### Task description
Copy every line from the data below in which the string "Bank" can be found.

### Records supplied
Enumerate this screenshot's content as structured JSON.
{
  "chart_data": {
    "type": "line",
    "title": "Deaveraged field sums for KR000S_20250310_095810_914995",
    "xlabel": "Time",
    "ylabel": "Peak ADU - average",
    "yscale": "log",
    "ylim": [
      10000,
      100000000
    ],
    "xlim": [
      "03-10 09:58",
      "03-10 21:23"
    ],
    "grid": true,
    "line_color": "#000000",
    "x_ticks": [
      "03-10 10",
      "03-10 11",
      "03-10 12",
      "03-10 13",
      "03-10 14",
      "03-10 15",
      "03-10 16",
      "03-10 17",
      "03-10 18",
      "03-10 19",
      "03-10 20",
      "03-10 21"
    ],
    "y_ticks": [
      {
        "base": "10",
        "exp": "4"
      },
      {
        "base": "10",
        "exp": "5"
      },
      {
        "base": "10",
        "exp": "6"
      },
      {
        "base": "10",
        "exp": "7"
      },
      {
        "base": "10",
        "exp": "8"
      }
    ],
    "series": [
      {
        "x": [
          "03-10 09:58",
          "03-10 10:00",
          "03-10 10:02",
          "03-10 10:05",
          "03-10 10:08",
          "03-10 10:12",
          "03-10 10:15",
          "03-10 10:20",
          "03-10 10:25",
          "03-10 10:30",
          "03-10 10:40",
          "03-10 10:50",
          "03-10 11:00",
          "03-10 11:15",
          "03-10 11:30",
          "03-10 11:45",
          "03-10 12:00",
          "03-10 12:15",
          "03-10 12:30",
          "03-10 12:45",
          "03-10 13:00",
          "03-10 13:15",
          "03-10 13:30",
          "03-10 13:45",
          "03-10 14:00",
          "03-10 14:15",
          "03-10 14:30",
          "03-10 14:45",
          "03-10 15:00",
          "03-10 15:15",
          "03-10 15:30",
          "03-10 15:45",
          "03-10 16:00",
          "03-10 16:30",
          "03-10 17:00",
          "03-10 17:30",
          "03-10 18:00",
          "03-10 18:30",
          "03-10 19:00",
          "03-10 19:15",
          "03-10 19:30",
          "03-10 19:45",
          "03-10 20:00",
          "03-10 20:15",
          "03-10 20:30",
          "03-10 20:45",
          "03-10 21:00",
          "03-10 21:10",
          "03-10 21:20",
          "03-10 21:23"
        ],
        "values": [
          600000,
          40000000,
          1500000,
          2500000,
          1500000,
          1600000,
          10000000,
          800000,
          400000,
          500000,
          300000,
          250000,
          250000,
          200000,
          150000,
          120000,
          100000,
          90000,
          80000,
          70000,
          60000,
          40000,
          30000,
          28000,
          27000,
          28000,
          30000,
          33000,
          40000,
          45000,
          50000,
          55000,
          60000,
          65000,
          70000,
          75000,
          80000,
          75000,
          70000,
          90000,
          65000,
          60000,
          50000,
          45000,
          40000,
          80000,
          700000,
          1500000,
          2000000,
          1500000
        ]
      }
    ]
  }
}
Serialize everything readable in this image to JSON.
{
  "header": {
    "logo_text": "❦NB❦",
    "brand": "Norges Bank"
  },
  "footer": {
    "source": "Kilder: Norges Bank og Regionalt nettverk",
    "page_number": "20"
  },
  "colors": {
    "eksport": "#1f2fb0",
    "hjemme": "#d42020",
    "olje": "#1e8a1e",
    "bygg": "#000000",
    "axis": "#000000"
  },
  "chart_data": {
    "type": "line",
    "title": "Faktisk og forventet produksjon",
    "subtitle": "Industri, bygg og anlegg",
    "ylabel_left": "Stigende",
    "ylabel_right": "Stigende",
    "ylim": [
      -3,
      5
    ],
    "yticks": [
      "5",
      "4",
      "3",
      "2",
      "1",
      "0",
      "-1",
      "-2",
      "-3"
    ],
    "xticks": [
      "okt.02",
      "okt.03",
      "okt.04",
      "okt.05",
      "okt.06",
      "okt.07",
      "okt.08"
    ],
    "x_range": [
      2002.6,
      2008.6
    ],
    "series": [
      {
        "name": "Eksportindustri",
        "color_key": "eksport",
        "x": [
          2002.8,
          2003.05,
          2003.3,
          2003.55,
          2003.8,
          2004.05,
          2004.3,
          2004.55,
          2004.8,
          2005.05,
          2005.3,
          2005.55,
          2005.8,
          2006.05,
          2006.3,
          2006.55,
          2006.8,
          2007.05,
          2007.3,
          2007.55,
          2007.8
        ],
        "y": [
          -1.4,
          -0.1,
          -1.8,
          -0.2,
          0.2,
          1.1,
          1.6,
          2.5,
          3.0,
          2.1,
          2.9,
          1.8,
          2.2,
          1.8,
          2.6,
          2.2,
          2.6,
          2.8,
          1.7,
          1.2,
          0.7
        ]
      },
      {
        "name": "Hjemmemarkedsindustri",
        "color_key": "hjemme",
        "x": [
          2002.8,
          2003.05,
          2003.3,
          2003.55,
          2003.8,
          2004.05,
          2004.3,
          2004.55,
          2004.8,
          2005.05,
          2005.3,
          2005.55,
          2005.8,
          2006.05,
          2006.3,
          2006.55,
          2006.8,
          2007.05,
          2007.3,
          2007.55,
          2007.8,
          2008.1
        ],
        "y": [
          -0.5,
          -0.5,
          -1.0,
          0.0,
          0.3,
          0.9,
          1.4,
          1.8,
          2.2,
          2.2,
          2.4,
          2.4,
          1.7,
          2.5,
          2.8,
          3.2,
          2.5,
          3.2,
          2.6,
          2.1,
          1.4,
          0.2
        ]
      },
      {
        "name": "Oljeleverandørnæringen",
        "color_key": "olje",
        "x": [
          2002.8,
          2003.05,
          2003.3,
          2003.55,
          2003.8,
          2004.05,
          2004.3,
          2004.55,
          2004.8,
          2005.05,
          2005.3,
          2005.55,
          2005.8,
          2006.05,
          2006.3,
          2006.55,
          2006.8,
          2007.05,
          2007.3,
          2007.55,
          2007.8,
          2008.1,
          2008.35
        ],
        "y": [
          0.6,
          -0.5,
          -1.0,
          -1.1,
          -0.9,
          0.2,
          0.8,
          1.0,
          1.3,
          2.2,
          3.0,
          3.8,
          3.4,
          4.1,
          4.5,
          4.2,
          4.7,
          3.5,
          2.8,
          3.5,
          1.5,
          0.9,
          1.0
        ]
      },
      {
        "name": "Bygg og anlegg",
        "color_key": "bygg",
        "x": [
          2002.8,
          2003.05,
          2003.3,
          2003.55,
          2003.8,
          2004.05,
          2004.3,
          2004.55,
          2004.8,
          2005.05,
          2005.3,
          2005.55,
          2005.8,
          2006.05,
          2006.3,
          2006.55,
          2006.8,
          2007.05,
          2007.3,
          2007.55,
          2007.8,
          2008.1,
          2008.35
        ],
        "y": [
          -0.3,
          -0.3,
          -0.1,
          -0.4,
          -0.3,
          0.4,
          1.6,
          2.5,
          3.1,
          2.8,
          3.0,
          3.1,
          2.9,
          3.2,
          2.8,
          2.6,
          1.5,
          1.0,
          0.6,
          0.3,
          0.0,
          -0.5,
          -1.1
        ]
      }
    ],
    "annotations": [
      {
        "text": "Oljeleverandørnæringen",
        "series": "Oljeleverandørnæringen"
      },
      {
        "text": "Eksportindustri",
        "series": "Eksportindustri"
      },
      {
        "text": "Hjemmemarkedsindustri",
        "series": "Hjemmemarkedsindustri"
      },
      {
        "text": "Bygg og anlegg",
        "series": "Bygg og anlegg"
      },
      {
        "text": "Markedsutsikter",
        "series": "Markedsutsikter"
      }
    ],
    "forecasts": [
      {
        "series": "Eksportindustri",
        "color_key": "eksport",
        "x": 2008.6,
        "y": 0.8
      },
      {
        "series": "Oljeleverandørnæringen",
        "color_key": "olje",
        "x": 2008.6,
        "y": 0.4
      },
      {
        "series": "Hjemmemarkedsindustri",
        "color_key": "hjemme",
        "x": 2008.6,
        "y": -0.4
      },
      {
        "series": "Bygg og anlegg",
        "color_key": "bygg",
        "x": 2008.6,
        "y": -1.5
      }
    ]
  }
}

### Reply
    "brand": "Norges Bank"
    "source": "Kilder: Norges Bank og Regionalt nettverk",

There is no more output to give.